[Records from a data source]
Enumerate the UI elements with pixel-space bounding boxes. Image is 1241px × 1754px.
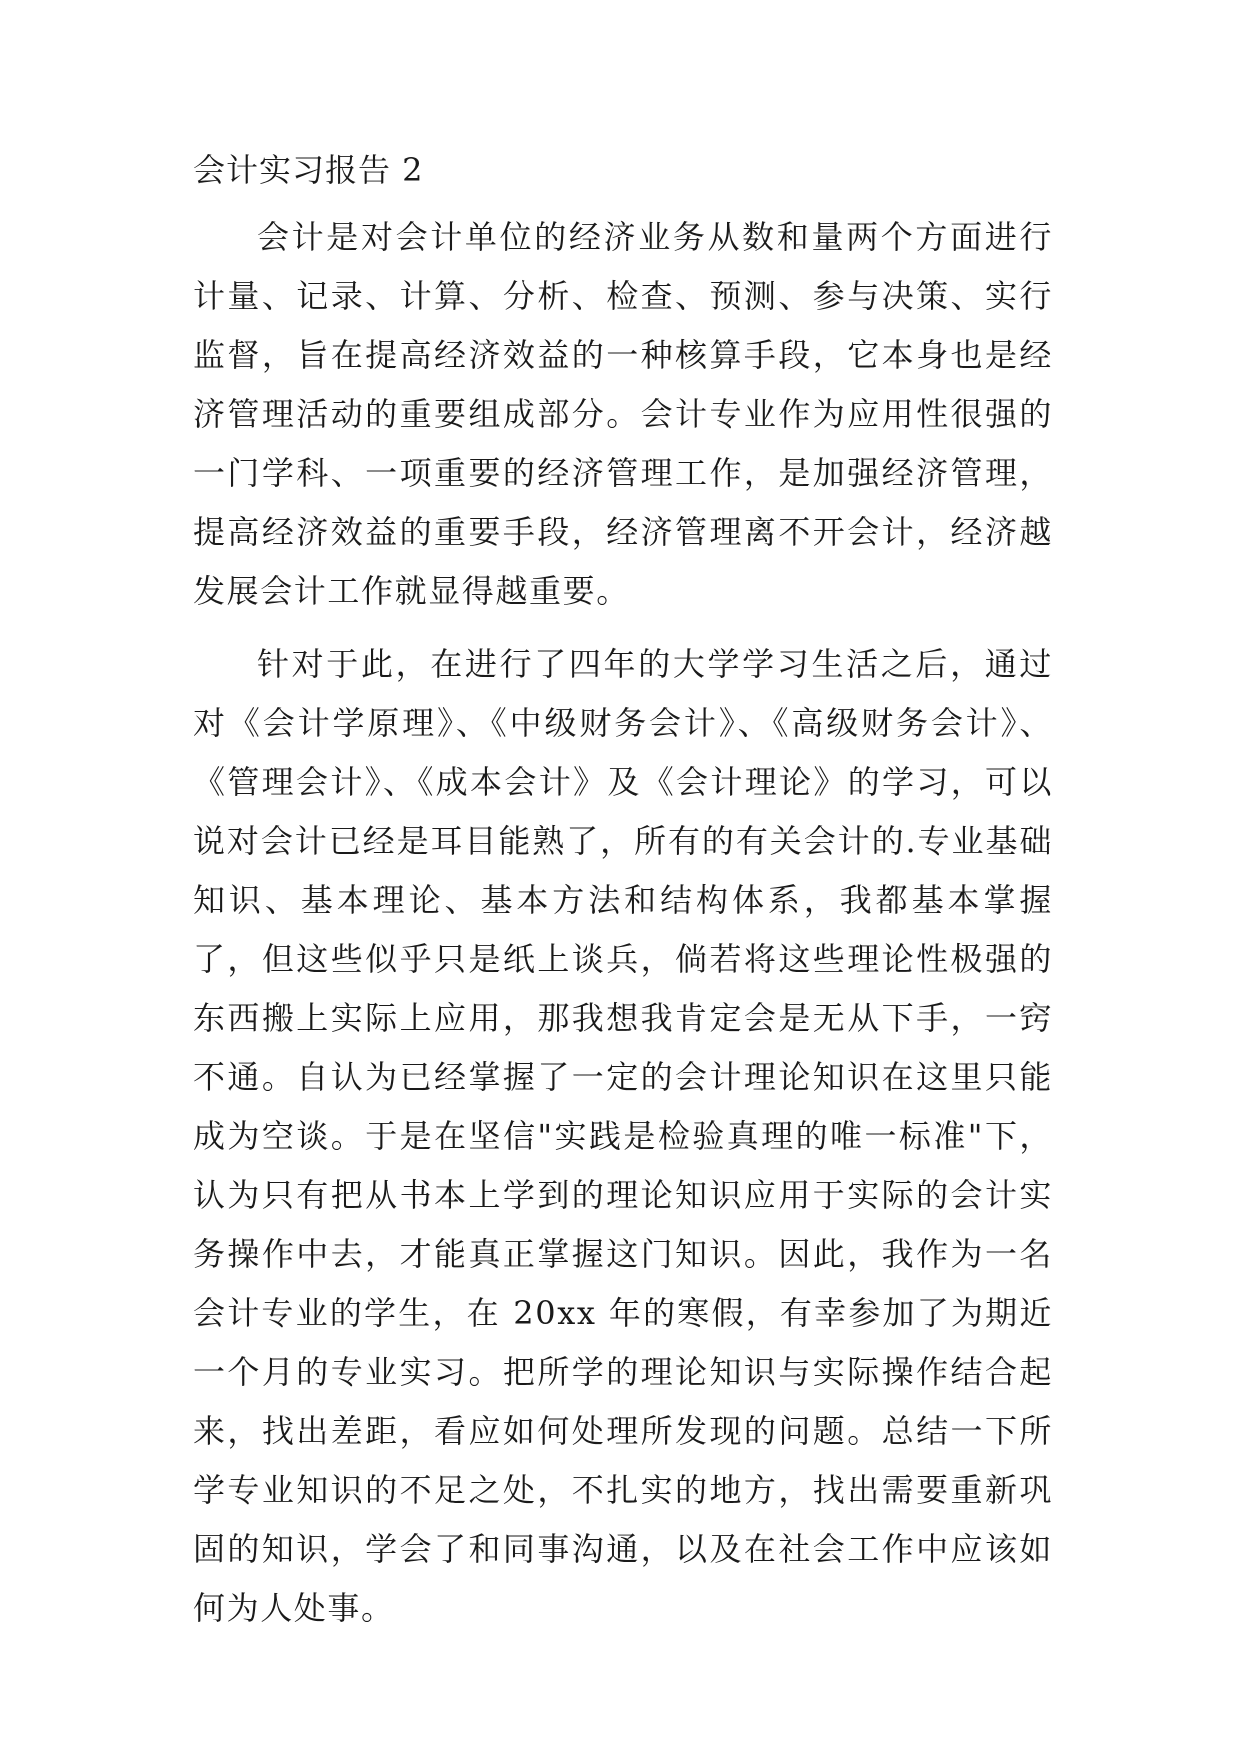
- paragraph-2: 针对于此，在进行了四年的大学学习生活之后，通过对《会计学原理》、《中级财务会计》、《高级财务会计》、《管理会计》、《成本会计》及《会计理论》的学习，可以说对会计已经是耳目能熟了，所有的有关会计的.专业基础知识、基本理论、基本方法和结构体系，我都基本掌握了，但这些似乎只是纸上谈兵，倘若将这些理论性极强的东西搬上实际上应用，那我想我肯定会是无从下手，一窍不通。自认为已经掌握了一定的会计理论知识在这里只能成为空谈。于是在坚信"实践是检验真理的唯一标准"下，认为只有把从书本上学到的理论知识应用于实际的会计实务操作中去，才能真正掌握这门知识。因此，我作为一名会计专业的学生，在 20xx 年的寒假，有幸参加了为期近一个月的专业实习。把所学的理论知识与实际操作结合起来，找出差距，看应如何处理所发现的问题。总结一下所学专业知识的不足之处，不扎实的地方，找出需要重新巩固的知识，学会了和同事沟通，以及在社会工作中应该如何为人处事。: [193, 645, 1053, 1627]
- document-page: [193, 150, 1053, 1652]
- paragraph-1: 会计是对会计单位的经济业务从数和量两个方面进行计量、记录、计算、分析、检查、预测、参与决策、实行监督，旨在提高经济效益的一种核算手段，它本身也是经济管理活动的重要组成部分。会计专业作为应用性很强的一门学科、一项重要的经济管理工作，是加强经济管理，提高经济效益的重要手段，经济管理离不开会计，经济越发展会计工作就显得越重要。: [193, 218, 1053, 610]
- document-title: 会计实习报告 2: [193, 151, 424, 189]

→ **TO BE DONE**: Pull out each line above that contains the string "document".

→ **FINISHED EXERCISE**:
- document-page: [193, 150, 1053, 1652]
- document-title: 会计实习报告 2: [193, 151, 424, 189]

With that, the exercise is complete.